== TASK BRIEF ==
Keep the pictures out of the copy and repeat the records exactly.

== RECORDS SHOWN ==

******************************

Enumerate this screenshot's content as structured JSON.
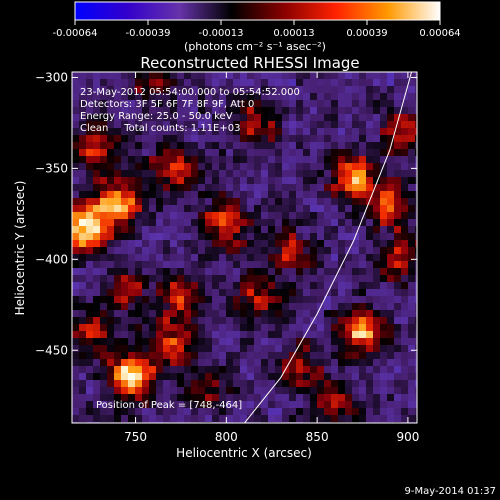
{
  "chart_data": {
    "type": "heatmap",
    "title": "Reconstructed RHESSI Image",
    "colorbar": {
      "ticks": [
        "-0.00064",
        "-0.00039",
        "-0.00013",
        "0.00013",
        "0.00039",
        "0.00064"
      ],
      "range": [
        -0.00064,
        0.00064
      ],
      "units_label": "(photons cm⁻² s⁻¹ asec⁻²)",
      "colormap": [
        "#0000ff",
        "#3300cc",
        "#6633aa",
        "#000000",
        "#880000",
        "#ff2200",
        "#ff9900",
        "#ffffff"
      ]
    },
    "info": {
      "time_range": "23-May-2012 05:54:00.000 to 05:54:52.000",
      "detectors": "Detectors: 3F 5F 6F 7F 8F 9F, Att 0",
      "energy": "Energy Range: 25.0 - 50.0 keV",
      "clean": "Clean     Total counts: 1.11E+03"
    },
    "peak_label": "Position of Peak = [748,-464]",
    "xlabel": "Heliocentric X (arcsec)",
    "ylabel": "Heliocentric Y (arcsec)",
    "xlim": [
      715,
      905
    ],
    "ylim": [
      -490,
      -297
    ],
    "xticks": [
      750,
      800,
      850,
      900
    ],
    "yticks": [
      -300,
      -350,
      -400,
      -450
    ],
    "sources": [
      {
        "x": 748,
        "y": -464,
        "v": 1.0
      },
      {
        "x": 722,
        "y": -383,
        "v": 0.95
      },
      {
        "x": 740,
        "y": -370,
        "v": 0.9
      },
      {
        "x": 770,
        "y": -350,
        "v": 0.6
      },
      {
        "x": 728,
        "y": -340,
        "v": 0.55
      },
      {
        "x": 800,
        "y": -380,
        "v": 0.7
      },
      {
        "x": 775,
        "y": -420,
        "v": 0.55
      },
      {
        "x": 770,
        "y": -445,
        "v": 0.6
      },
      {
        "x": 818,
        "y": -420,
        "v": 0.55
      },
      {
        "x": 870,
        "y": -355,
        "v": 0.8
      },
      {
        "x": 890,
        "y": -370,
        "v": 0.65
      },
      {
        "x": 875,
        "y": -440,
        "v": 0.85
      },
      {
        "x": 895,
        "y": -400,
        "v": 0.5
      },
      {
        "x": 898,
        "y": -330,
        "v": 0.55
      },
      {
        "x": 815,
        "y": -325,
        "v": 0.5
      },
      {
        "x": 760,
        "y": -300,
        "v": 0.45
      },
      {
        "x": 840,
        "y": -460,
        "v": 0.5
      },
      {
        "x": 860,
        "y": -480,
        "v": 0.45
      },
      {
        "x": 790,
        "y": -470,
        "v": 0.45
      },
      {
        "x": 835,
        "y": -395,
        "v": 0.45
      },
      {
        "x": 745,
        "y": -415,
        "v": 0.45
      },
      {
        "x": 725,
        "y": -440,
        "v": 0.5
      }
    ],
    "limb": [
      [
        810,
        -490
      ],
      [
        830,
        -465
      ],
      [
        850,
        -430
      ],
      [
        870,
        -390
      ],
      [
        890,
        -340
      ],
      [
        902,
        -297
      ]
    ]
  },
  "footer_date": "9-May-2014 01:37"
}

******************************

== RIGHT ANSWER ==
Enumerate this screenshot's content as structured JSON.
{
  "chart_data": {
    "type": "heatmap",
    "title": "Reconstructed RHESSI Image",
    "colorbar": {
      "ticks": [
        "-0.00064",
        "-0.00039",
        "-0.00013",
        "0.00013",
        "0.00039",
        "0.00064"
      ],
      "range": [
        -0.00064,
        0.00064
      ],
      "units_label": "(photons cm⁻² s⁻¹ asec⁻²)",
      "colormap": [
        "#0000ff",
        "#3300cc",
        "#6633aa",
        "#000000",
        "#880000",
        "#ff2200",
        "#ff9900",
        "#ffffff"
      ]
    },
    "info": {
      "time_range": "23-May-2012 05:54:00.000 to 05:54:52.000",
      "detectors": "Detectors: 3F 5F 6F 7F 8F 9F, Att 0",
      "energy": "Energy Range: 25.0 - 50.0 keV",
      "clean": "Clean     Total counts: 1.11E+03"
    },
    "peak_label": "Position of Peak = [748,-464]",
    "xlabel": "Heliocentric X (arcsec)",
    "ylabel": "Heliocentric Y (arcsec)",
    "xlim": [
      715,
      905
    ],
    "ylim": [
      -490,
      -297
    ],
    "xticks": [
      750,
      800,
      850,
      900
    ],
    "yticks": [
      -300,
      -350,
      -400,
      -450
    ],
    "sources": [
      {
        "x": 748,
        "y": -464,
        "v": 1.0
      },
      {
        "x": 722,
        "y": -383,
        "v": 0.95
      },
      {
        "x": 740,
        "y": -370,
        "v": 0.9
      },
      {
        "x": 770,
        "y": -350,
        "v": 0.6
      },
      {
        "x": 728,
        "y": -340,
        "v": 0.55
      },
      {
        "x": 800,
        "y": -380,
        "v": 0.7
      },
      {
        "x": 775,
        "y": -420,
        "v": 0.55
      },
      {
        "x": 770,
        "y": -445,
        "v": 0.6
      },
      {
        "x": 818,
        "y": -420,
        "v": 0.55
      },
      {
        "x": 870,
        "y": -355,
        "v": 0.8
      },
      {
        "x": 890,
        "y": -370,
        "v": 0.65
      },
      {
        "x": 875,
        "y": -440,
        "v": 0.85
      },
      {
        "x": 895,
        "y": -400,
        "v": 0.5
      },
      {
        "x": 898,
        "y": -330,
        "v": 0.55
      },
      {
        "x": 815,
        "y": -325,
        "v": 0.5
      },
      {
        "x": 760,
        "y": -300,
        "v": 0.45
      },
      {
        "x": 840,
        "y": -460,
        "v": 0.5
      },
      {
        "x": 860,
        "y": -480,
        "v": 0.45
      },
      {
        "x": 790,
        "y": -470,
        "v": 0.45
      },
      {
        "x": 835,
        "y": -395,
        "v": 0.45
      },
      {
        "x": 745,
        "y": -415,
        "v": 0.45
      },
      {
        "x": 725,
        "y": -440,
        "v": 0.5
      }
    ],
    "limb": [
      [
        810,
        -490
      ],
      [
        830,
        -465
      ],
      [
        850,
        -430
      ],
      [
        870,
        -390
      ],
      [
        890,
        -340
      ],
      [
        902,
        -297
      ]
    ]
  },
  "footer_date": "9-May-2014 01:37"
}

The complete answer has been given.